■ SHORT EXERCISE: How many of the lines below include "this"? Give the number and no other words.

■ DATASET EXTRACT:
* * *
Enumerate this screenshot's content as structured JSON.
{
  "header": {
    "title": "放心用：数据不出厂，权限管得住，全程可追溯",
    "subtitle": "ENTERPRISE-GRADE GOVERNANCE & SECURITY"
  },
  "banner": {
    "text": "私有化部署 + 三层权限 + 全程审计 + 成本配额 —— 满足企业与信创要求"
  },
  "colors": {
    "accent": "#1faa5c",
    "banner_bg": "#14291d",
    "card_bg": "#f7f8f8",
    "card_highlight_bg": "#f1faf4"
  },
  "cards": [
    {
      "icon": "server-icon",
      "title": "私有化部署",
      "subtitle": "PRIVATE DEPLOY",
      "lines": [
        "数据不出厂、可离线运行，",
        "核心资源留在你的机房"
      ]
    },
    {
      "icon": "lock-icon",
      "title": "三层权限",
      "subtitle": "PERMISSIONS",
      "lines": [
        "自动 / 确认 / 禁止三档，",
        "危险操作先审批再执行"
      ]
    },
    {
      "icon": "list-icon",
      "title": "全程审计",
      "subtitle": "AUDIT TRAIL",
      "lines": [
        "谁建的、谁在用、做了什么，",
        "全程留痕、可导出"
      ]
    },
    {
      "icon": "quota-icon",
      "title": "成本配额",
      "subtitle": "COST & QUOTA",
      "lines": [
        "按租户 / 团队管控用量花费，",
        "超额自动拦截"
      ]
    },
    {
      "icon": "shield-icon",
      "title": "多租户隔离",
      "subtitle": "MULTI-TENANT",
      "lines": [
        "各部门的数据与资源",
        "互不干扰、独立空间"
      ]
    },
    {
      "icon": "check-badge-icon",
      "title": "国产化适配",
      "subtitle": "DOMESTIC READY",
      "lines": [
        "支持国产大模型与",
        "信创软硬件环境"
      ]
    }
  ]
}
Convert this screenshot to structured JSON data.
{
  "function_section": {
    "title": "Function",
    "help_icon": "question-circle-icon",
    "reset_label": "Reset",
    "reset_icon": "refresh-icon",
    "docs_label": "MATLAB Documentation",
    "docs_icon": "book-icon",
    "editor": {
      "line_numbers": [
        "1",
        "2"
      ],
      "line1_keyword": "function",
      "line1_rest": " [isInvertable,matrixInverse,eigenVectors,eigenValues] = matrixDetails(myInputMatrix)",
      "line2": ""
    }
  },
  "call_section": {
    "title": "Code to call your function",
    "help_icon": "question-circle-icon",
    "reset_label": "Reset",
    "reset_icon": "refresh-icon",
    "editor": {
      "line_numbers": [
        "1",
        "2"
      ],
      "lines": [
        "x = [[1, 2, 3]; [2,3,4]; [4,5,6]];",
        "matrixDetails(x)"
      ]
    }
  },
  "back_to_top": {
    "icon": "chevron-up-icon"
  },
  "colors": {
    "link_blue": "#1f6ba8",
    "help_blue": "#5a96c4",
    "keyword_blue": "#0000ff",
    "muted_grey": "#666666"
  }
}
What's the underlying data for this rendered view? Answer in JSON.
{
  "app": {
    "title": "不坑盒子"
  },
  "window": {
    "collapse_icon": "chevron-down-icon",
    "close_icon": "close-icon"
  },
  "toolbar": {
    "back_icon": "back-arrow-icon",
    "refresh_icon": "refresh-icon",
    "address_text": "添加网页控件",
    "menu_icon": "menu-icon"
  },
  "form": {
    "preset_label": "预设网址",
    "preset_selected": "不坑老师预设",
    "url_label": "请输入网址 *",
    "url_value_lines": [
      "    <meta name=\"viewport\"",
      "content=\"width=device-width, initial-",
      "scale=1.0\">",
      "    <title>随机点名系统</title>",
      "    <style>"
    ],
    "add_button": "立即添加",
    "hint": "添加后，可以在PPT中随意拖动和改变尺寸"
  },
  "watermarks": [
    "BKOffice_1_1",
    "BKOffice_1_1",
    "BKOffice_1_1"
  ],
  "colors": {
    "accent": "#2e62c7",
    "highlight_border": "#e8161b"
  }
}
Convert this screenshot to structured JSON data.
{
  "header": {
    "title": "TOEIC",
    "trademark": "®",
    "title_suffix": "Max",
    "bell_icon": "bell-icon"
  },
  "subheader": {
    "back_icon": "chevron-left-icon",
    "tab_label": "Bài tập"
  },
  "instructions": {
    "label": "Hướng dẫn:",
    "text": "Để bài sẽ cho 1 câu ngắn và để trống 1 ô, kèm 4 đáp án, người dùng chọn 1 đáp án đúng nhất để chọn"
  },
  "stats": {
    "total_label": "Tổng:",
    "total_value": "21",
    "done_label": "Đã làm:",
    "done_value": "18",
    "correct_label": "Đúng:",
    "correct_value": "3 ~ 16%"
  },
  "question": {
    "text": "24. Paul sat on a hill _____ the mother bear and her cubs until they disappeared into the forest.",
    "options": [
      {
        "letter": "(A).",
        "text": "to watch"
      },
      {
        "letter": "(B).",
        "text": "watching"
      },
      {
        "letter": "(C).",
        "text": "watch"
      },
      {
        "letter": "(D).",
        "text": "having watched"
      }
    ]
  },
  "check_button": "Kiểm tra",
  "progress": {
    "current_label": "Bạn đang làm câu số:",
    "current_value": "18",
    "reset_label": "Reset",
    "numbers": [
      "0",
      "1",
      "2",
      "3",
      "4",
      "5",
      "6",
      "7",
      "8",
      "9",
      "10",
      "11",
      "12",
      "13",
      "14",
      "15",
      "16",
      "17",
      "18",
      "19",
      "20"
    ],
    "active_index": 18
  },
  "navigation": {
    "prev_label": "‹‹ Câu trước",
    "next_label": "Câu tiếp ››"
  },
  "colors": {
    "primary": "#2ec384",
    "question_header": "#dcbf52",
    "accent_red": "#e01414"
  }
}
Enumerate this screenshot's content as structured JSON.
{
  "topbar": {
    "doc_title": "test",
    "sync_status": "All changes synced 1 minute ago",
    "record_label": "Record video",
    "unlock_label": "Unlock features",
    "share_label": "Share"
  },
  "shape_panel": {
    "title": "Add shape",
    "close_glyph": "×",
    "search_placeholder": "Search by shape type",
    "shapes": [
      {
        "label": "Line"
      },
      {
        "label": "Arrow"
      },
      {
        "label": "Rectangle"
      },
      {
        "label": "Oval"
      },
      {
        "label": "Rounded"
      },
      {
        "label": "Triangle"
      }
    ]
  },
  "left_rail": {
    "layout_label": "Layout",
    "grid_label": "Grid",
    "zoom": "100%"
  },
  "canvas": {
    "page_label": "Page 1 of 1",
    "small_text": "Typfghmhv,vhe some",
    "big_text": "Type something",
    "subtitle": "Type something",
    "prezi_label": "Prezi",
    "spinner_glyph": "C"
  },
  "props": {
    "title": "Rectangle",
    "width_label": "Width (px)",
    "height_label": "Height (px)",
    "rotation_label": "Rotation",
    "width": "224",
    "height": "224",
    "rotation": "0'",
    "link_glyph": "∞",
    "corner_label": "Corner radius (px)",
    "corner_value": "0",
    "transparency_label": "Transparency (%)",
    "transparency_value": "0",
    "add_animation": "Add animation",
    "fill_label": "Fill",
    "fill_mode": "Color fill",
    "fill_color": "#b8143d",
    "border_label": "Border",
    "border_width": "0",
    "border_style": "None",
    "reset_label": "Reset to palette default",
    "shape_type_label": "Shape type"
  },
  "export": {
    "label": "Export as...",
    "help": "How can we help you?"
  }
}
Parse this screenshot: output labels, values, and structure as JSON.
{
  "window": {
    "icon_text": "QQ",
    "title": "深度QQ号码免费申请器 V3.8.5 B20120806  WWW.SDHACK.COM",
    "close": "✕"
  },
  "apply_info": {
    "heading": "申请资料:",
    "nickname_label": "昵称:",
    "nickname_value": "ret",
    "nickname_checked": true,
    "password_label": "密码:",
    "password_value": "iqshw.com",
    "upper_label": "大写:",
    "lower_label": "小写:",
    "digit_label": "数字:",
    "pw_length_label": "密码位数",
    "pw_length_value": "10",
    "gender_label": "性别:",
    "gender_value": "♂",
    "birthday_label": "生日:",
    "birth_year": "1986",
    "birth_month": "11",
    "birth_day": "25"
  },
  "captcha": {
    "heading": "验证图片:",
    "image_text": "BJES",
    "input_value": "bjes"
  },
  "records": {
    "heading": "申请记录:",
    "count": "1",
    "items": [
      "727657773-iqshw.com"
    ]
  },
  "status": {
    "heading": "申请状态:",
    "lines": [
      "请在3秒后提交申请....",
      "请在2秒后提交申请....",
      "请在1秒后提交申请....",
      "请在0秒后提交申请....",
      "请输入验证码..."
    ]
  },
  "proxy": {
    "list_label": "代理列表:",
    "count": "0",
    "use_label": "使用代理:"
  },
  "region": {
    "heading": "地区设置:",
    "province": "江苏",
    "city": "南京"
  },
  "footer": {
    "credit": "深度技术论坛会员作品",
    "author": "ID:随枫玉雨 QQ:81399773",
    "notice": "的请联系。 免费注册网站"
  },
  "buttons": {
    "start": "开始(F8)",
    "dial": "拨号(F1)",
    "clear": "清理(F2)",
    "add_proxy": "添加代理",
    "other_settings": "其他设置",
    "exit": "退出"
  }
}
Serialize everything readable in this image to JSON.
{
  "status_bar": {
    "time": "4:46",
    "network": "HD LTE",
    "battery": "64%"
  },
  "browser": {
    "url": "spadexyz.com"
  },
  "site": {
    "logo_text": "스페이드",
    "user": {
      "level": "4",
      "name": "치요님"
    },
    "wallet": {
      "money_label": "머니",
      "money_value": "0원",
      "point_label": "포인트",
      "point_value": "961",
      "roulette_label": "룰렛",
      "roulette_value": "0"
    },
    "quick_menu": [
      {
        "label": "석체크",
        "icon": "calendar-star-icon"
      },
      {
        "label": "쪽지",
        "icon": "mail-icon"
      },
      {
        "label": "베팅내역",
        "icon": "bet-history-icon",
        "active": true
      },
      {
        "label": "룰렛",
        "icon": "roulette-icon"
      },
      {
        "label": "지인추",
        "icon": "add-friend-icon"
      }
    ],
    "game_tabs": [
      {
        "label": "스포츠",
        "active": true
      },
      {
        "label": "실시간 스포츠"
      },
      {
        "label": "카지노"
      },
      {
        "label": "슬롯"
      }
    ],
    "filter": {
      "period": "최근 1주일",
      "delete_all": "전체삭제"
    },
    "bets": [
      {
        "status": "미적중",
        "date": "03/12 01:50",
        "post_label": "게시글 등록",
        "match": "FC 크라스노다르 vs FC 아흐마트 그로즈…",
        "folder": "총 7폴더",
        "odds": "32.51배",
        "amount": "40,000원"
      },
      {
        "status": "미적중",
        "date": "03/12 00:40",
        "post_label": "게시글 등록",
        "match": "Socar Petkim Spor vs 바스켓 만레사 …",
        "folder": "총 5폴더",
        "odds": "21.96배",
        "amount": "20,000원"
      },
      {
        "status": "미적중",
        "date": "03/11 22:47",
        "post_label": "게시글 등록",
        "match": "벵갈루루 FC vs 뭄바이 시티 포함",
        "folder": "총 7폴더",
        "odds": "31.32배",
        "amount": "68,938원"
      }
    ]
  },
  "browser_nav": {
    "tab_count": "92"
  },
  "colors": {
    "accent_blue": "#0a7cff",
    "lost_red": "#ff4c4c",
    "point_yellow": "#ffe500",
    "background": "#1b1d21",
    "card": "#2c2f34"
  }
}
* * *
■ REPLY TO THE EXERCISE: 7